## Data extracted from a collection
--------------------------------------------------

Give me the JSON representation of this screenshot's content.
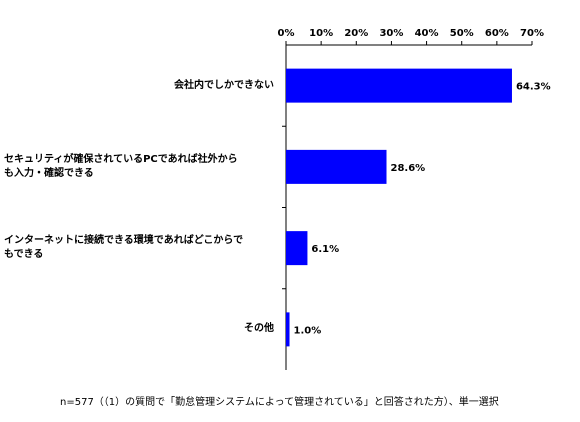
{
  "chart_data": {
    "type": "bar",
    "orientation": "horizontal",
    "categories": [
      [
        "会社内でしかできない"
      ],
      [
        "セキュリティが確保されているPCであれば社外から",
        "も入力・確認できる"
      ],
      [
        "インターネットに接続できる環境であればどこからで",
        "もできる"
      ],
      [
        "その他"
      ]
    ],
    "values": [
      64.3,
      28.6,
      6.1,
      1.0
    ],
    "data_labels": [
      "64.3%",
      "28.6%",
      "6.1%",
      "1.0%"
    ],
    "xlim": [
      0,
      70
    ],
    "ticks": [
      0,
      10,
      20,
      30,
      40,
      50,
      60,
      70
    ],
    "tick_labels": [
      "0%",
      "10%",
      "20%",
      "30%",
      "40%",
      "50%",
      "60%",
      "70%"
    ],
    "bar_color": "#0000ff",
    "axis_position": "top",
    "grid": false,
    "legend": "none"
  },
  "footnote": "n=577（（1）の質問で「勤怠管理システムによって管理されている」と回答された方）、単一選択"
}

--------------------------------------------------

## What you have to do
Give all the entries again exactly, dropping each picture.

## Solution for this exercise
Give me the JSON representation of this screenshot's content.
{
  "chart_data": {
    "type": "bar",
    "orientation": "horizontal",
    "categories": [
      [
        "会社内でしかできない"
      ],
      [
        "セキュリティが確保されているPCであれば社外から",
        "も入力・確認できる"
      ],
      [
        "インターネットに接続できる環境であればどこからで",
        "もできる"
      ],
      [
        "その他"
      ]
    ],
    "values": [
      64.3,
      28.6,
      6.1,
      1.0
    ],
    "data_labels": [
      "64.3%",
      "28.6%",
      "6.1%",
      "1.0%"
    ],
    "xlim": [
      0,
      70
    ],
    "ticks": [
      0,
      10,
      20,
      30,
      40,
      50,
      60,
      70
    ],
    "tick_labels": [
      "0%",
      "10%",
      "20%",
      "30%",
      "40%",
      "50%",
      "60%",
      "70%"
    ],
    "bar_color": "#0000ff",
    "axis_position": "top",
    "grid": false,
    "legend": "none"
  },
  "footnote": "n=577（（1）の質問で「勤怠管理システムによって管理されている」と回答された方）、単一選択"
}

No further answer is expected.